[Begin Data]

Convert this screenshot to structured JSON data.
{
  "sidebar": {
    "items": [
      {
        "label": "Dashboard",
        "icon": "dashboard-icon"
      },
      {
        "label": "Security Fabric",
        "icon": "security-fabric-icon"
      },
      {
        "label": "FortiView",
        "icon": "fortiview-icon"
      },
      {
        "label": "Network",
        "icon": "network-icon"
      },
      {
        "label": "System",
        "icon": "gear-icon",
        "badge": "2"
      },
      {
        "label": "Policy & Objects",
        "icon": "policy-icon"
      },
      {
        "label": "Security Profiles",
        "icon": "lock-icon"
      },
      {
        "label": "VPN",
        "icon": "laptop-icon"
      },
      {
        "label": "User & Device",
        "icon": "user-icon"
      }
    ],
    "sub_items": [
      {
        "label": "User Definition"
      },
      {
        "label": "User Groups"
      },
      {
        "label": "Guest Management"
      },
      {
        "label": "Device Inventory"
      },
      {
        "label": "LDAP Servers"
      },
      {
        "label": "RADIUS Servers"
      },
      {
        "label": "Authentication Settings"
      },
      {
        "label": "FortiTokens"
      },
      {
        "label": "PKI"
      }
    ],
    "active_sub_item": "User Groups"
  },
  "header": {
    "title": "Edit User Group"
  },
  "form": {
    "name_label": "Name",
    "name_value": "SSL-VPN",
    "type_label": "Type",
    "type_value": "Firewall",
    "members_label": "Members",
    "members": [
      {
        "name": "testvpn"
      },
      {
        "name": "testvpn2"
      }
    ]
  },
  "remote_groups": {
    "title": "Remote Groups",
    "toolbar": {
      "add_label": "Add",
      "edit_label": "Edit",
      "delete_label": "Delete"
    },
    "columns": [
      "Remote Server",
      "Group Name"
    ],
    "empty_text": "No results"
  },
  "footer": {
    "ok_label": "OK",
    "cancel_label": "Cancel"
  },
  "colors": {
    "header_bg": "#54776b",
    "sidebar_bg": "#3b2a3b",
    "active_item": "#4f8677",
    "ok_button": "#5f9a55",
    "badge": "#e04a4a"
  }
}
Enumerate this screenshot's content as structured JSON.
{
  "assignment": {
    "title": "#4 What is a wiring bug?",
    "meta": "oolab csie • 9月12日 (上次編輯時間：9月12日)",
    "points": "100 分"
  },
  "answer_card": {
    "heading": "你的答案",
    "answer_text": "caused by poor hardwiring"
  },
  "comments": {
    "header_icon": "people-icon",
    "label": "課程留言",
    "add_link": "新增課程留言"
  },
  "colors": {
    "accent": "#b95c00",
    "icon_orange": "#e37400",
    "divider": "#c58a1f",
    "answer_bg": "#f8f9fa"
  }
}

[End Data]

Retype all of the data shown above, word for word.

Convert this screenshot to structured JSON data.
{
  "sidebar": {
    "items": [
      {
        "label": "Dashboard",
        "icon": "dashboard-icon"
      },
      {
        "label": "Security Fabric",
        "icon": "security-fabric-icon"
      },
      {
        "label": "FortiView",
        "icon": "fortiview-icon"
      },
      {
        "label": "Network",
        "icon": "network-icon"
      },
      {
        "label": "System",
        "icon": "gear-icon",
        "badge": "2"
      },
      {
        "label": "Policy & Objects",
        "icon": "policy-icon"
      },
      {
        "label": "Security Profiles",
        "icon": "lock-icon"
      },
      {
        "label": "VPN",
        "icon": "laptop-icon"
      },
      {
        "label": "User & Device",
        "icon": "user-icon"
      }
    ],
    "sub_items": [
      {
        "label": "User Definition"
      },
      {
        "label": "User Groups"
      },
      {
        "label": "Guest Management"
      },
      {
        "label": "Device Inventory"
      },
      {
        "label": "LDAP Servers"
      },
      {
        "label": "RADIUS Servers"
      },
      {
        "label": "Authentication Settings"
      },
      {
        "label": "FortiTokens"
      },
      {
        "label": "PKI"
      }
    ],
    "active_sub_item": "User Groups"
  },
  "header": {
    "title": "Edit User Group"
  },
  "form": {
    "name_label": "Name",
    "name_value": "SSL-VPN",
    "type_label": "Type",
    "type_value": "Firewall",
    "members_label": "Members",
    "members": [
      {
        "name": "testvpn"
      },
      {
        "name": "testvpn2"
      }
    ]
  },
  "remote_groups": {
    "title": "Remote Groups",
    "toolbar": {
      "add_label": "Add",
      "edit_label": "Edit",
      "delete_label": "Delete"
    },
    "columns": [
      "Remote Server",
      "Group Name"
    ],
    "empty_text": "No results"
  },
  "footer": {
    "ok_label": "OK",
    "cancel_label": "Cancel"
  },
  "colors": {
    "header_bg": "#54776b",
    "sidebar_bg": "#3b2a3b",
    "active_item": "#4f8677",
    "ok_button": "#5f9a55",
    "badge": "#e04a4a"
  }
}
Enumerate this screenshot's content as structured JSON.
{
  "assignment": {
    "title": "#4 What is a wiring bug?",
    "meta": "oolab csie • 9月12日 (上次編輯時間：9月12日)",
    "points": "100 分"
  },
  "answer_card": {
    "heading": "你的答案",
    "answer_text": "caused by poor hardwiring"
  },
  "comments": {
    "header_icon": "people-icon",
    "label": "課程留言",
    "add_link": "新增課程留言"
  },
  "colors": {
    "accent": "#b95c00",
    "icon_orange": "#e37400",
    "divider": "#c58a1f",
    "answer_bg": "#f8f9fa"
  }
}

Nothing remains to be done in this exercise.